=== PAGE EXTRACT ===
+++++
A journalist was recently fired from one of the largest and most well-known media organizations in the world over her criticism of Israel. We shouldn’t be surprised, though. This is hardly the first time and probably won’t be the last either given the last few years have seen multiple journalists lose their positions at mainstream media outlets following their criticism of Israel’s actions. And this highlights both these outlets’ increasing inability to cover the conflict in Palestine effectively and the need for independent media like The Canary to fill the gap in reporting that is left in the wake of that failure.
Fired for tweets made while a university student!
On 19 May, a reporter for the US-based newswire Associated Press was fired from her position for violating the company’s social media policy. Emily Wilder began working for the organization – which is the largest and oldest news agency/wire service in the US – just 16 days before her sacking. Reports say that the action was taken over Twitter posts she had made while a student at Stanford University in California. Wilder, who is herself Jewish, is said to have belonged to pro-Palestinian campus groups Jewish Voice for Peace and Students for Justice in Palestine while at Stanford.
Wilder has said that her sacking was prompted by a smear campaign launched by Stanford College Republicans, a right-wing student group at the university that described her on Twitter as an “anti-Israel agitator”. Far-right news outlets including Fox News and the Washington Free Beacon subsequently ran stories with headlines such as AP Hires Anti-Israel Activist as News Associate. AP’s Objectivity in Question Amid Revelations it Shared Office Space with Hamas.
+++++
Collected data
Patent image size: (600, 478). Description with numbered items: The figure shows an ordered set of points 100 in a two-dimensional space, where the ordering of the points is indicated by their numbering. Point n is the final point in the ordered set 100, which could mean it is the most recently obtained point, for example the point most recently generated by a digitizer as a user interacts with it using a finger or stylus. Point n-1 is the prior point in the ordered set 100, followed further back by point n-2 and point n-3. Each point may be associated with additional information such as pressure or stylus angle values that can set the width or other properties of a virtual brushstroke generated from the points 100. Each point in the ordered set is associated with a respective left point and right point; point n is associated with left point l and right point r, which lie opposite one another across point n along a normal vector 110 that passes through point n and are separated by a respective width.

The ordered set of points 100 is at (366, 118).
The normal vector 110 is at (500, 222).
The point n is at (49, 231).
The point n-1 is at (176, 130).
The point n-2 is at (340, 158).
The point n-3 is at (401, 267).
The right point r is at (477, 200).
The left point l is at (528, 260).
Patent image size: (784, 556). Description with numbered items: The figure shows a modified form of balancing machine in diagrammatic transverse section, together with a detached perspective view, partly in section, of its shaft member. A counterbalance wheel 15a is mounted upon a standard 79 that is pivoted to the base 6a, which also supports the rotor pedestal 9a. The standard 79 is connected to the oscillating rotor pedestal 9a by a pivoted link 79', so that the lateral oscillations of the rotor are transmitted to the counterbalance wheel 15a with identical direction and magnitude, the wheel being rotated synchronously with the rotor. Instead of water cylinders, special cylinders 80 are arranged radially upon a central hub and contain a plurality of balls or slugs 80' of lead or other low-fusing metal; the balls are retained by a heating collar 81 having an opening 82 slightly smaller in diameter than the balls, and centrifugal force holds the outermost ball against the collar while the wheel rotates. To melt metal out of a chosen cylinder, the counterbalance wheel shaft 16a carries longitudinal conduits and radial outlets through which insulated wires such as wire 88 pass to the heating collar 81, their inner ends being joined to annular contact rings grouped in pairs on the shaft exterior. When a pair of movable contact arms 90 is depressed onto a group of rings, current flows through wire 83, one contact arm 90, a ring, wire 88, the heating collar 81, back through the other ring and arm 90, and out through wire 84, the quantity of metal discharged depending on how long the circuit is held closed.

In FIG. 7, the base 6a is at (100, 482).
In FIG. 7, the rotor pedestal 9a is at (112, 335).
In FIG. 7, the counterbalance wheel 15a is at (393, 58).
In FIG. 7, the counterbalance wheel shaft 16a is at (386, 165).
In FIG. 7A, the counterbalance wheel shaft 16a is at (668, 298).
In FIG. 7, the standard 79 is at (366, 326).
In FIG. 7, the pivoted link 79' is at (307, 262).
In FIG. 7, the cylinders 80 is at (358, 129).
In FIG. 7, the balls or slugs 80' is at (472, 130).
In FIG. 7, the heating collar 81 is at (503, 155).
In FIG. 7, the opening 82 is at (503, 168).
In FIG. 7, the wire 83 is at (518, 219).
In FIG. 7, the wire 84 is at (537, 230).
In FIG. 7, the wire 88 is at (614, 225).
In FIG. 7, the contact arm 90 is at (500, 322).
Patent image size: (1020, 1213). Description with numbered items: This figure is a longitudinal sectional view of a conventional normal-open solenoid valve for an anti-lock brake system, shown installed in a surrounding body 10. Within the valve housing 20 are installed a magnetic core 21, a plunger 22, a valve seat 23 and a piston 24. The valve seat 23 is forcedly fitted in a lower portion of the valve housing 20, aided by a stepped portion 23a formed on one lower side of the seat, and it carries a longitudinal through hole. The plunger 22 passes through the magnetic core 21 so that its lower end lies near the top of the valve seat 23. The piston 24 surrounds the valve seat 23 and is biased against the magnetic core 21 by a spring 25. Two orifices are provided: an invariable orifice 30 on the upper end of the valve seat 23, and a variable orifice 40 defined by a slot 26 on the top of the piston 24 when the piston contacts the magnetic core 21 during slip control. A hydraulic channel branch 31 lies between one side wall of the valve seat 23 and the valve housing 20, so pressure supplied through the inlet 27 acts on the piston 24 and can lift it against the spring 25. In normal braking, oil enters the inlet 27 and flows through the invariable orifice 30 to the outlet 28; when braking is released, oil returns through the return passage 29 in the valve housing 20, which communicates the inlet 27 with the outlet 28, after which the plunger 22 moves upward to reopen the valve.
+++++
=== BRIEF 1 ===
In the article about Emily Wilder's firing, how many days had she worked for Associated Press before she was sacked?
=== BRIEF 2 ===
Which student groups at Stanford does the article about Emily Wilder's firing name?
=== BRIEF 3 ===
Resume the article about Emily Wilder's firing after its last sentence.

=== EXPECTED ANSWER 1 ===
16 days.

=== EXPECTED ANSWER 2 ===
Jewish Voice for Peace, Students for Justice in Palestine, and Stanford College Republicans.

=== EXPECTED ANSWER 3 ===
Just ‘one victim’ among many
In a statement posted on Twitter, Wilder said:
I am one victim to the asymmetrical enforcement of rules around objectivity and social media that has censored so many journalists – particularly Palestinian journalists and other journalists of color – before me.
She had earlier said on Twitter:
“objectivity” feels fickle when the basic terms we use to report news implicitly stake a claim. using “israel” but never “palestine,” or “war” but not “siege and occupation” are political choices—yet media make those exact choices all the time without being flagged as biased
Wilder is correct that she is not the first person to have been sacked by a mainstream news outlet for criticizing the actions of the Israeli government. In February, the Guardian fired British-American journalist and academic Nathan J. Robinson over a purportedly “antisemitic” Twitter post about US military aid to Israel. The tweet suggested that there is a US law that every spending bill must include aid to Israel within its text in order to pass through Congress.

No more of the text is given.